Objective ▸ Would you write out the listing verbatim and skip every picture in it?

* * * * * * * * *

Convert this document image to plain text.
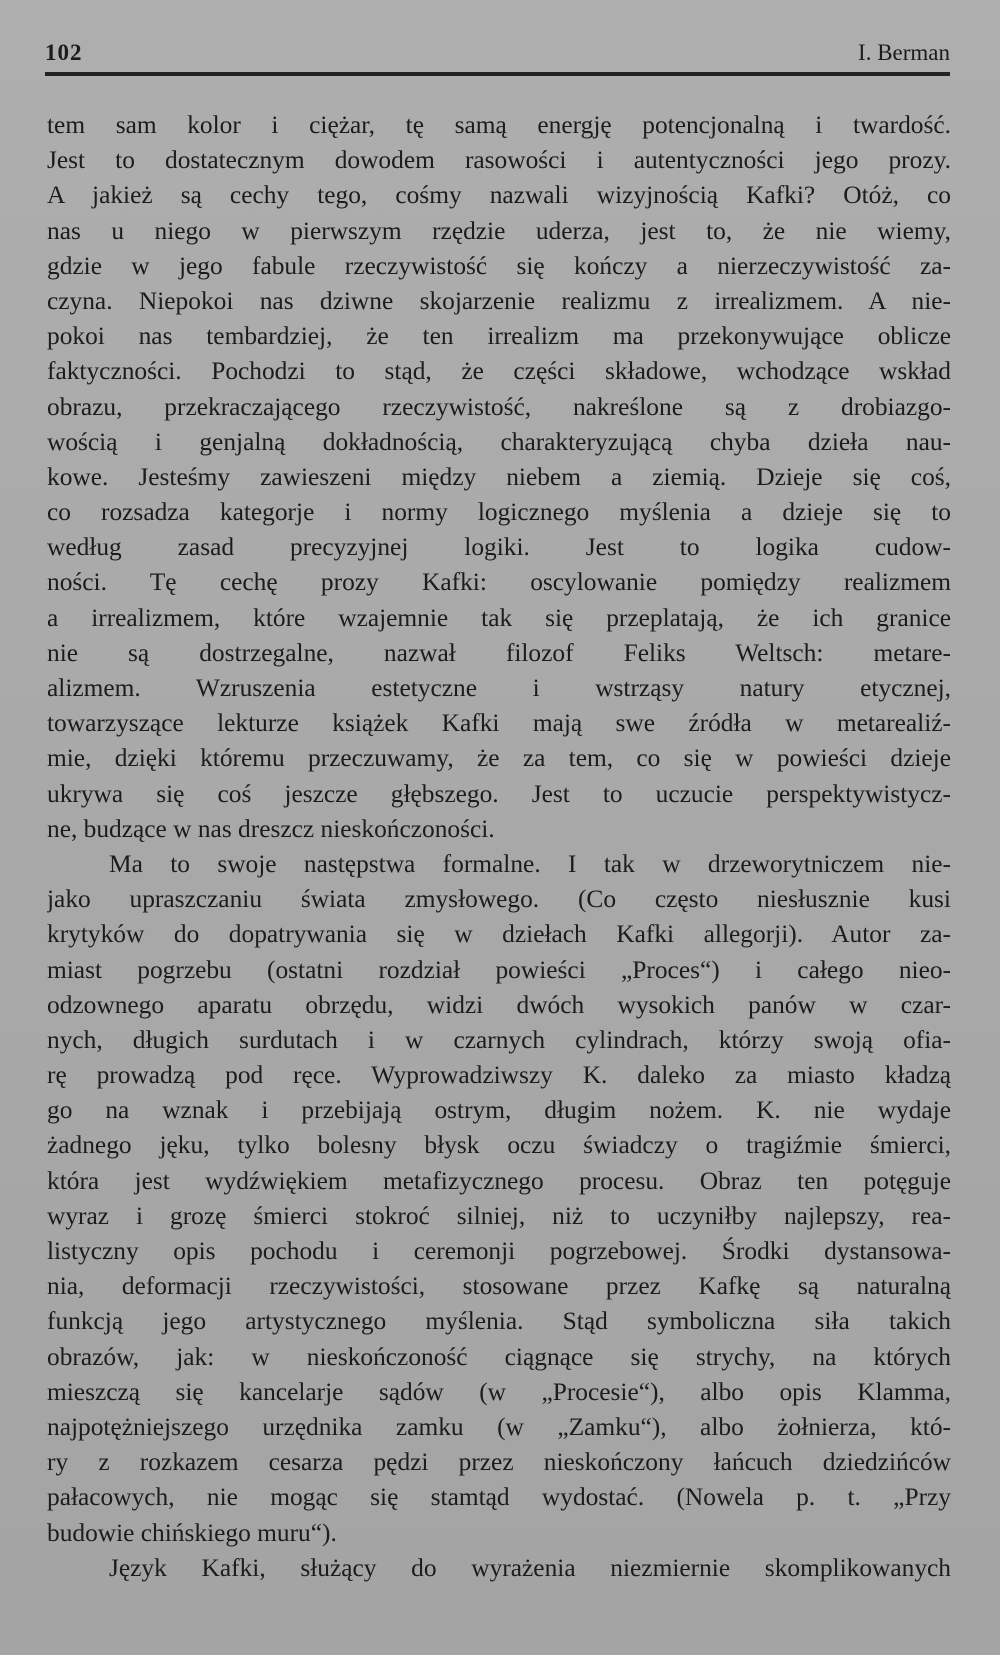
102	I. Berman
tem sam kolor i ciężar, tę samą energję potencjonalną i twardość.
Jest to dostatecznym dowodem rasowości i autentyczności jego prozy.
A jakież są cechy tego, cośmy nazwali wizyjnością Kafki? Otóż, co
nas u niego w pierwszym rzędzie uderza, jest to, że nie wiemy,
gdzie w jego fabule rzeczywistość się kończy a nierzeczywistość za-
czyna. Niepokoi nas dziwne skojarzenie realizmu z irrealizmem. A nie-
pokoi nas tembardziej, że ten irrealizm ma przekonywujące oblicze
faktyczności. Pochodzi to stąd, że części składowe, wchodzące wskład
obrazu, przekraczającego rzeczywistość, nakreślone są z drobiazgo-
wością i genjalną dokładnością, charakteryzującą chyba dzieła nau-
kowe. Jesteśmy zawieszeni między niebem a ziemią. Dzieje się coś,
co rozsadza kategorje i normy logicznego myślenia a dzieje się to
według zasad precyzyjnej logiki. Jest to logika cudow-
ności. Tę cechę prozy Kafki: oscylowanie pomiędzy realizmem
a irrealizmem, które wzajemnie tak się przeplatają, że ich granice
nie są dostrzegalne, nazwał filozof Feliks Weltsch: metare-
alizmem. Wzruszenia estetyczne i wstrząsy natury etycznej,
towarzyszące lekturze książek Kafki mają swe źródła w metarealiź-
mie, dzięki któremu przeczuwamy, że za tem, co się w powieści dzieje
ukrywa się coś jeszcze głębszego. Jest to uczucie perspektywistycz-
ne, budzące w nas dreszcz nieskończoności.
Ma to swoje następstwa formalne. I tak w drzeworytniczem nie-
jako upraszczaniu świata zmysłowego. (Co często niesłusznie kusi
krytyków do dopatrywania się w dziełach Kafki allegorji). Autor za-
miast pogrzebu (ostatni rozdział powieści „Proces“) i całego nieo-
odzownego aparatu obrzędu, widzi dwóch wysokich panów w czar-
nych, długich surdutach i w czarnych cylindrach, którzy swoją ofia-
rę prowadzą pod ręce. Wyprowadziwszy K. daleko za miasto kładzą
go na wznak i przebijają ostrym, długim nożem. K. nie wydaje
żadnego jęku, tylko bolesny błysk oczu świadczy o tragiźmie śmierci,
która jest wydźwiękiem metafizycznego procesu. Obraz ten potęguje
wyraz i grozę śmierci stokroć silniej, niż to uczyniłby najlepszy, rea-
listyczny opis pochodu i ceremonji pogrzebowej. Środki dystansowa-
nia, deformacji rzeczywistości, stosowane przez Kafkę są naturalną
funkcją jego artystycznego myślenia. Stąd symboliczna siła takich
obrazów, jak: w nieskończoność ciągnące się strychy, na których
mieszczą się kancelarje sądów (w „Procesie“), albo opis Klamma,
najpotężniejszego urzędnika zamku (w „Zamku“), albo żołnierza, któ-
ry z rozkazem cesarza pędzi przez nieskończony łańcuch dziedzińców
pałacowych, nie mogąc się stamtąd wydostać. (Nowela p. t. „Przy
budowie chińskiego muru“).
Język Kafki, służący do wyrażenia niezmiernie skomplikowanych
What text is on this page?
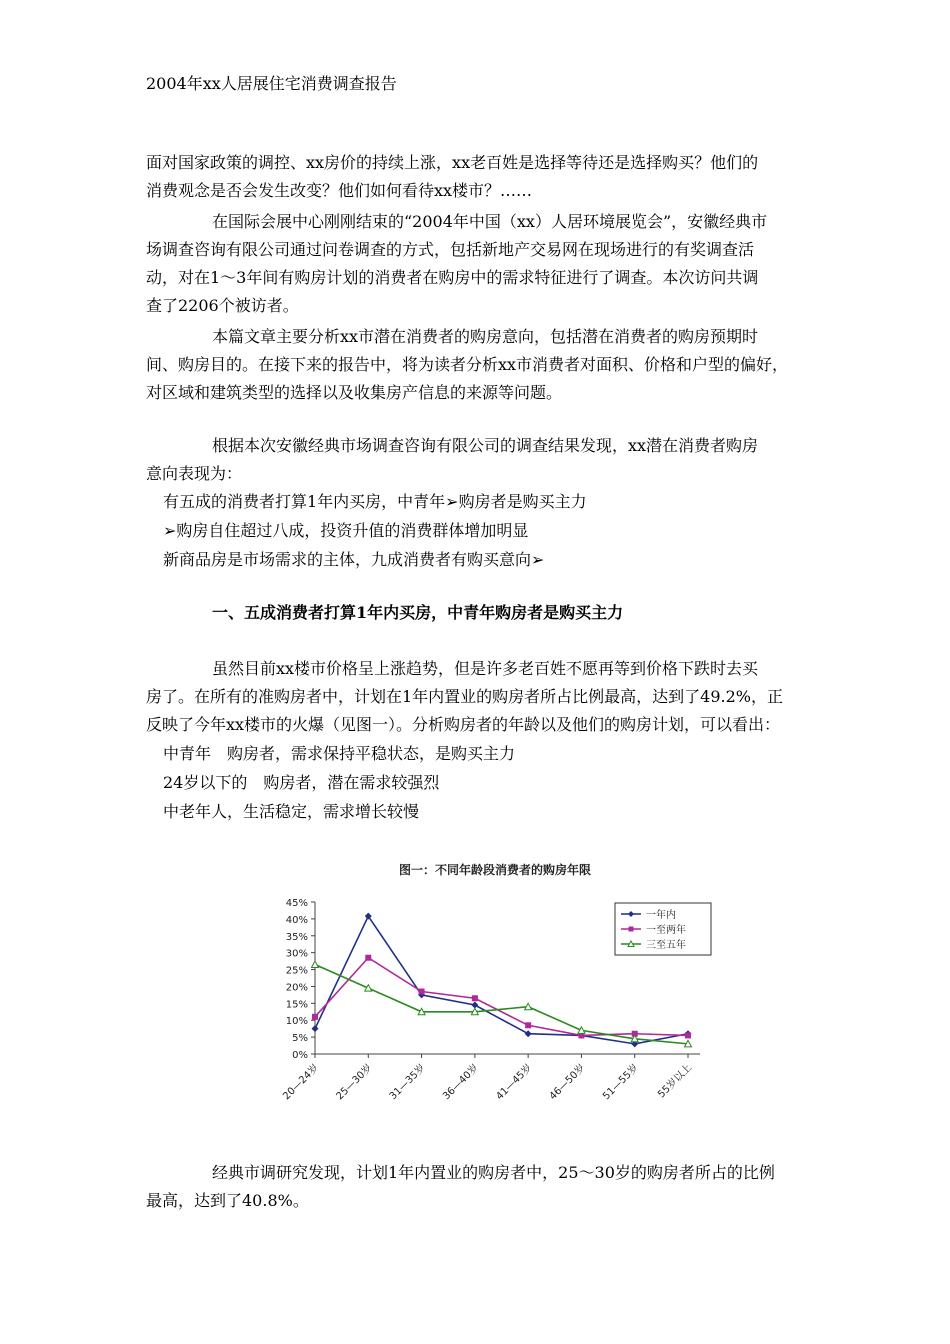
2004年xx人居展住宅消费调查报告
面对国家政策的调控、xx房价的持续上涨，xx老百姓是选择等待还是选择购买？他们的
消费观念是否会发生改变？他们如何看待xx楼市？……
在国际会展中心刚刚结束的“2004年中国（xx）人居环境展览会”，安徽经典市
场调查咨询有限公司通过问卷调查的方式，包括新地产交易网在现场进行的有奖调查活
动，对在1～3年间有购房计划的消费者在购房中的需求特征进行了调查。本次访问共调
查了2206个被访者。
本篇文章主要分析xx市潜在消费者的购房意向，包括潜在消费者的购房预期时
间、购房目的。在接下来的报告中，将为读者分析xx市消费者对面积、价格和户型的偏好，
对区域和建筑类型的选择以及收集房产信息的来源等问题。
根据本次安徽经典市场调查咨询有限公司的调查结果发现，xx潜在消费者购房
意向表现为：
有五成的消费者打算1年内买房，中青年➢购房者是购买主力
➢购房自住超过八成，投资升值的消费群体增加明显
新商品房是市场需求的主体，九成消费者有购买意向➢
一、五成消费者打算1年内买房，中青年购房者是购买主力
虽然目前xx楼市价格呈上涨趋势，但是许多老百姓不愿再等到价格下跌时去买
房了。在所有的准购房者中，计划在1年内置业的购房者所占比例最高，达到了49.2%，正
反映了今年xx楼市的火爆（见图一）。分析购房者的年龄以及他们的购房计划，可以看出：
中青年　购房者，需求保持平稳状态，是购买主力
24岁以下的　购房者，潜在需求较强烈
中老年人，生活稳定，需求增长较慢
图一：不同年龄段消费者的购房年限
0%
5%
10%
15%
20%
25%
30%
35%
40%
45%
20—24岁 25—30岁 31—35岁 36—40岁 41—45岁 46—50岁 51—55岁 55岁以上
一年内
一至两年
三至五年
经典市调研究发现，计划1年内置业的购房者中，25～30岁的购房者所占的比例
最高，达到了40.8%。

* * * * * * * * *

Output of the exercise ▸
Convert this document image to plain text.
102	I. Berman
tem sam kolor i ciężar, tę samą energję potencjonalną i twardość.
Jest to dostatecznym dowodem rasowości i autentyczności jego prozy.
A jakież są cechy tego, cośmy nazwali wizyjnością Kafki? Otóż, co
nas u niego w pierwszym rzędzie uderza, jest to, że nie wiemy,
gdzie w jego fabule rzeczywistość się kończy a nierzeczywistość za-
czyna. Niepokoi nas dziwne skojarzenie realizmu z irrealizmem. A nie-
pokoi nas tembardziej, że ten irrealizm ma przekonywujące oblicze
faktyczności. Pochodzi to stąd, że części składowe, wchodzące wskład
obrazu, przekraczającego rzeczywistość, nakreślone są z drobiazgo-
wością i genjalną dokładnością, charakteryzującą chyba dzieła nau-
kowe. Jesteśmy zawieszeni między niebem a ziemią. Dzieje się coś,
co rozsadza kategorje i normy logicznego myślenia a dzieje się to
według zasad precyzyjnej logiki. Jest to logika cudow-
ności. Tę cechę prozy Kafki: oscylowanie pomiędzy realizmem
a irrealizmem, które wzajemnie tak się przeplatają, że ich granice
nie są dostrzegalne, nazwał filozof Feliks Weltsch: metare-
alizmem. Wzruszenia estetyczne i wstrząsy natury etycznej,
towarzyszące lekturze książek Kafki mają swe źródła w metarealiź-
mie, dzięki któremu przeczuwamy, że za tem, co się w powieści dzieje
ukrywa się coś jeszcze głębszego. Jest to uczucie perspektywistycz-
ne, budzące w nas dreszcz nieskończoności.
Ma to swoje następstwa formalne. I tak w drzeworytniczem nie-
jako upraszczaniu świata zmysłowego. (Co często niesłusznie kusi
krytyków do dopatrywania się w dziełach Kafki allegorji). Autor za-
miast pogrzebu (ostatni rozdział powieści „Proces“) i całego nieo-
odzownego aparatu obrzędu, widzi dwóch wysokich panów w czar-
nych, długich surdutach i w czarnych cylindrach, którzy swoją ofia-
rę prowadzą pod ręce. Wyprowadziwszy K. daleko za miasto kładzą
go na wznak i przebijają ostrym, długim nożem. K. nie wydaje
żadnego jęku, tylko bolesny błysk oczu świadczy o tragiźmie śmierci,
która jest wydźwiękiem metafizycznego procesu. Obraz ten potęguje
wyraz i grozę śmierci stokroć silniej, niż to uczyniłby najlepszy, rea-
listyczny opis pochodu i ceremonji pogrzebowej. Środki dystansowa-
nia, deformacji rzeczywistości, stosowane przez Kafkę są naturalną
funkcją jego artystycznego myślenia. Stąd symboliczna siła takich
obrazów, jak: w nieskończoność ciągnące się strychy, na których
mieszczą się kancelarje sądów (w „Procesie“), albo opis Klamma,
najpotężniejszego urzędnika zamku (w „Zamku“), albo żołnierza, któ-
ry z rozkazem cesarza pędzi przez nieskończony łańcuch dziedzińców
pałacowych, nie mogąc się stamtąd wydostać. (Nowela p. t. „Przy
budowie chińskiego muru“).
Język Kafki, służący do wyrażenia niezmiernie skomplikowanych
What text is on this page?
2004年xx人居展住宅消费调查报告
面对国家政策的调控、xx房价的持续上涨，xx老百姓是选择等待还是选择购买？他们的
消费观念是否会发生改变？他们如何看待xx楼市？……
在国际会展中心刚刚结束的“2004年中国（xx）人居环境展览会”，安徽经典市
场调查咨询有限公司通过问卷调查的方式，包括新地产交易网在现场进行的有奖调查活
动，对在1～3年间有购房计划的消费者在购房中的需求特征进行了调查。本次访问共调
查了2206个被访者。
本篇文章主要分析xx市潜在消费者的购房意向，包括潜在消费者的购房预期时
间、购房目的。在接下来的报告中，将为读者分析xx市消费者对面积、价格和户型的偏好，
对区域和建筑类型的选择以及收集房产信息的来源等问题。
根据本次安徽经典市场调查咨询有限公司的调查结果发现，xx潜在消费者购房
意向表现为：
有五成的消费者打算1年内买房，中青年➢购房者是购买主力
➢购房自住超过八成，投资升值的消费群体增加明显
新商品房是市场需求的主体，九成消费者有购买意向➢
一、五成消费者打算1年内买房，中青年购房者是购买主力
虽然目前xx楼市价格呈上涨趋势，但是许多老百姓不愿再等到价格下跌时去买
房了。在所有的准购房者中，计划在1年内置业的购房者所占比例最高，达到了49.2%，正
反映了今年xx楼市的火爆（见图一）。分析购房者的年龄以及他们的购房计划，可以看出：
中青年　购房者，需求保持平稳状态，是购买主力
24岁以下的　购房者，潜在需求较强烈
中老年人，生活稳定，需求增长较慢
图一：不同年龄段消费者的购房年限
0%
5%
10%
15%
20%
25%
30%
35%
40%
45%
20—24岁 25—30岁 31—35岁 36—40岁 41—45岁 46—50岁 51—55岁 55岁以上
一年内
一至两年
三至五年
经典市调研究发现，计划1年内置业的购房者中，25～30岁的购房者所占的比例
最高，达到了40.8%。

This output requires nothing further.